## Exercise requirements
Retype the records below exactly as they appear, but leave out any pictures.

Records from a dataset:
|---|

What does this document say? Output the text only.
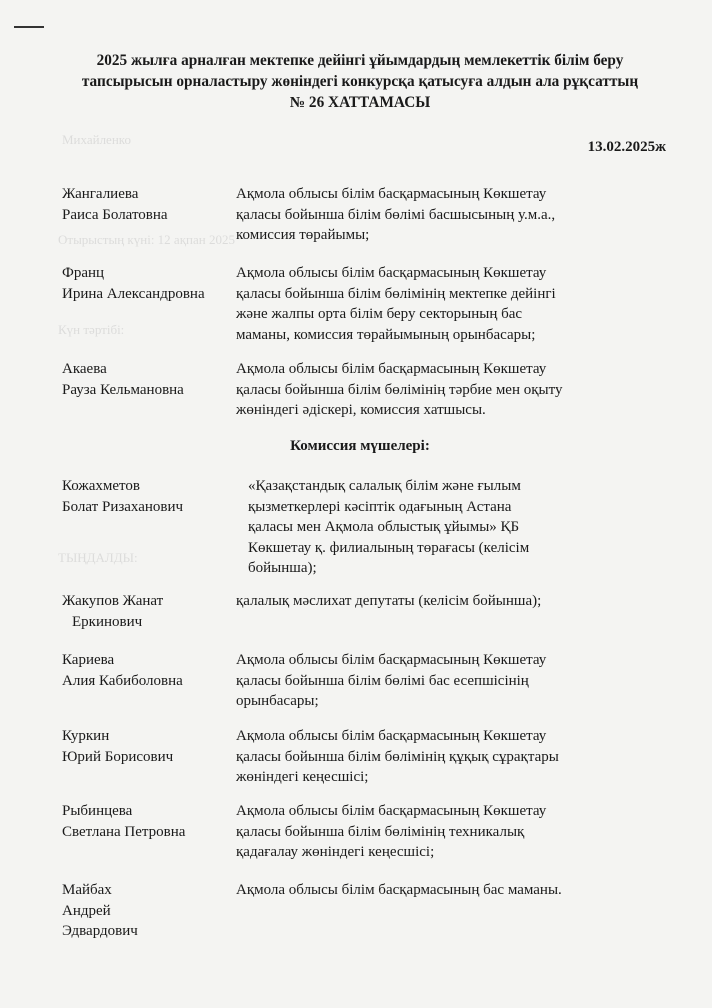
Михайленко
Отырыстың күні: 12 ақпан 2025
Күн тәртібі:
ТЫҢДАЛДЫ:
2025 жылға арналған мектепке дейінгі ұйымдардың мемлекеттік білім беру
тапсырысын орналастыру жөніндегі конкурсқа қатысуға алдын ала рұқсаттың
№ 26 ХАТТАМАСЫ
13.02.2025ж
Жангалиева
Раиса Болатовна
Ақмола облысы білім басқармасының Көкшетау
қаласы бойынша білім бөлімі басшысының у.м.а.,
комиссия төрайымы;
Франц
Ирина Александровна
Ақмола облысы білім басқармасының Көкшетау
қаласы бойынша білім бөлімінің мектепке дейінгі
және жалпы орта білім беру секторының бас
маманы, комиссия төрайымының орынбасары;
Акаева
Рауза Кельмановна
Ақмола облысы білім басқармасының Көкшетау
қаласы бойынша білім бөлімінің тәрбие мен оқыту
жөніндегі әдіскері, комиссия хатшысы.
Комиссия мүшелері:
Кожахметов
Болат Ризаханович
«Қазақстандық салалық білім және ғылым
қызметкерлері кәсіптік одағының Астана
қаласы мен Ақмола облыстық ұйымы» ҚБ
Көкшетау қ. филиалының төрағасы (келісім
бойынша);
Жакупов Жанат
Еркинович
қалалық мәслихат депутаты (келісім бойынша);
Кариева
Алия Кабиболовна
Ақмола облысы білім басқармасының Көкшетау
қаласы бойынша білім бөлімі бас есепшісінің
орынбасары;
Куркин
Юрий Борисович
Ақмола облысы білім басқармасының Көкшетау
қаласы бойынша білім бөлімінің құқық сұрақтары
жөніндегі кеңесшісі;
Рыбинцева
Светлана Петровна
Ақмола облысы білім басқармасының Көкшетау
қаласы бойынша білім бөлімінің техникалық
қадағалау жөніндегі кеңесшісі;
Майбах
Андрей
Эдвардович
Ақмола облысы білім басқармасының бас маманы.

|---|

## Right answer
What does this document say? Output the text only.
Михайленко
Отырыстың күні: 12 ақпан 2025
Күн тәртібі:
ТЫҢДАЛДЫ:
2025 жылға арналған мектепке дейінгі ұйымдардың мемлекеттік білім беру
тапсырысын орналастыру жөніндегі конкурсқа қатысуға алдын ала рұқсаттың
№ 26 ХАТТАМАСЫ
13.02.2025ж
Жангалиева
Раиса Болатовна
Ақмола облысы білім басқармасының Көкшетау
қаласы бойынша білім бөлімі басшысының у.м.а.,
комиссия төрайымы;
Франц
Ирина Александровна
Ақмола облысы білім басқармасының Көкшетау
қаласы бойынша білім бөлімінің мектепке дейінгі
және жалпы орта білім беру секторының бас
маманы, комиссия төрайымының орынбасары;
Акаева
Рауза Кельмановна
Ақмола облысы білім басқармасының Көкшетау
қаласы бойынша білім бөлімінің тәрбие мен оқыту
жөніндегі әдіскері, комиссия хатшысы.
Комиссия мүшелері:
Кожахметов
Болат Ризаханович
«Қазақстандық салалық білім және ғылым
қызметкерлері кәсіптік одағының Астана
қаласы мен Ақмола облыстық ұйымы» ҚБ
Көкшетау қ. филиалының төрағасы (келісім
бойынша);
Жакупов Жанат
Еркинович
қалалық мәслихат депутаты (келісім бойынша);
Кариева
Алия Кабиболовна
Ақмола облысы білім басқармасының Көкшетау
қаласы бойынша білім бөлімі бас есепшісінің
орынбасары;
Куркин
Юрий Борисович
Ақмола облысы білім басқармасының Көкшетау
қаласы бойынша білім бөлімінің құқық сұрақтары
жөніндегі кеңесшісі;
Рыбинцева
Светлана Петровна
Ақмола облысы білім басқармасының Көкшетау
қаласы бойынша білім бөлімінің техникалық
қадағалау жөніндегі кеңесшісі;
Майбах
Андрей
Эдвардович
Ақмола облысы білім басқармасының бас маманы.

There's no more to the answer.